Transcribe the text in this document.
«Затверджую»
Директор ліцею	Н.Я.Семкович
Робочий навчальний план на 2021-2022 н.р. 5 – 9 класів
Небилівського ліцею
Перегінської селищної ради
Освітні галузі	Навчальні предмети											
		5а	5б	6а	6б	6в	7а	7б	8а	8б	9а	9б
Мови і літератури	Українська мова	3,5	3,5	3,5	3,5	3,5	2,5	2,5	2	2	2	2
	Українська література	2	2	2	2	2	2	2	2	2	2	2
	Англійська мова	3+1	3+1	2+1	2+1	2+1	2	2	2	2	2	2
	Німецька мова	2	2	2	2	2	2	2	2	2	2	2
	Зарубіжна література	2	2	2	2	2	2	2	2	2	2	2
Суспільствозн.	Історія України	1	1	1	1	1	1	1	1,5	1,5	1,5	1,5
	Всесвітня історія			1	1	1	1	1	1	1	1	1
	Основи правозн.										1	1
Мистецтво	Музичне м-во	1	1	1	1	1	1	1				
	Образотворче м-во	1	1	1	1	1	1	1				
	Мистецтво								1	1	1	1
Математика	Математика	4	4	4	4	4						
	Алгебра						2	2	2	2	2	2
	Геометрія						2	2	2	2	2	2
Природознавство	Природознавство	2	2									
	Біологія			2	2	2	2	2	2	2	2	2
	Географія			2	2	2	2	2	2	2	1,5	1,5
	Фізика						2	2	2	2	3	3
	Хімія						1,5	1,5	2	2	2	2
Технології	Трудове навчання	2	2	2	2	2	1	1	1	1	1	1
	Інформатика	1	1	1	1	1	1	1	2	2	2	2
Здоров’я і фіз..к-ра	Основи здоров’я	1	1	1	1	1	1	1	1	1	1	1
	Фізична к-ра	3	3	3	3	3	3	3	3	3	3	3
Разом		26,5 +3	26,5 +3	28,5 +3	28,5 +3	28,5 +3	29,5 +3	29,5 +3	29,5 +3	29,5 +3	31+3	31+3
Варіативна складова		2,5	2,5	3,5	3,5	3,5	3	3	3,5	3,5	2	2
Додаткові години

==============================

▸ **To be done**
Each line above that holds the string "Мистецтво" should be copied and shown.

▸ **Answer for this exercise**
Мистецтво	Музичне м-во	1	1	1	1	1	1	1				
	Мистецтво								1	1	1	1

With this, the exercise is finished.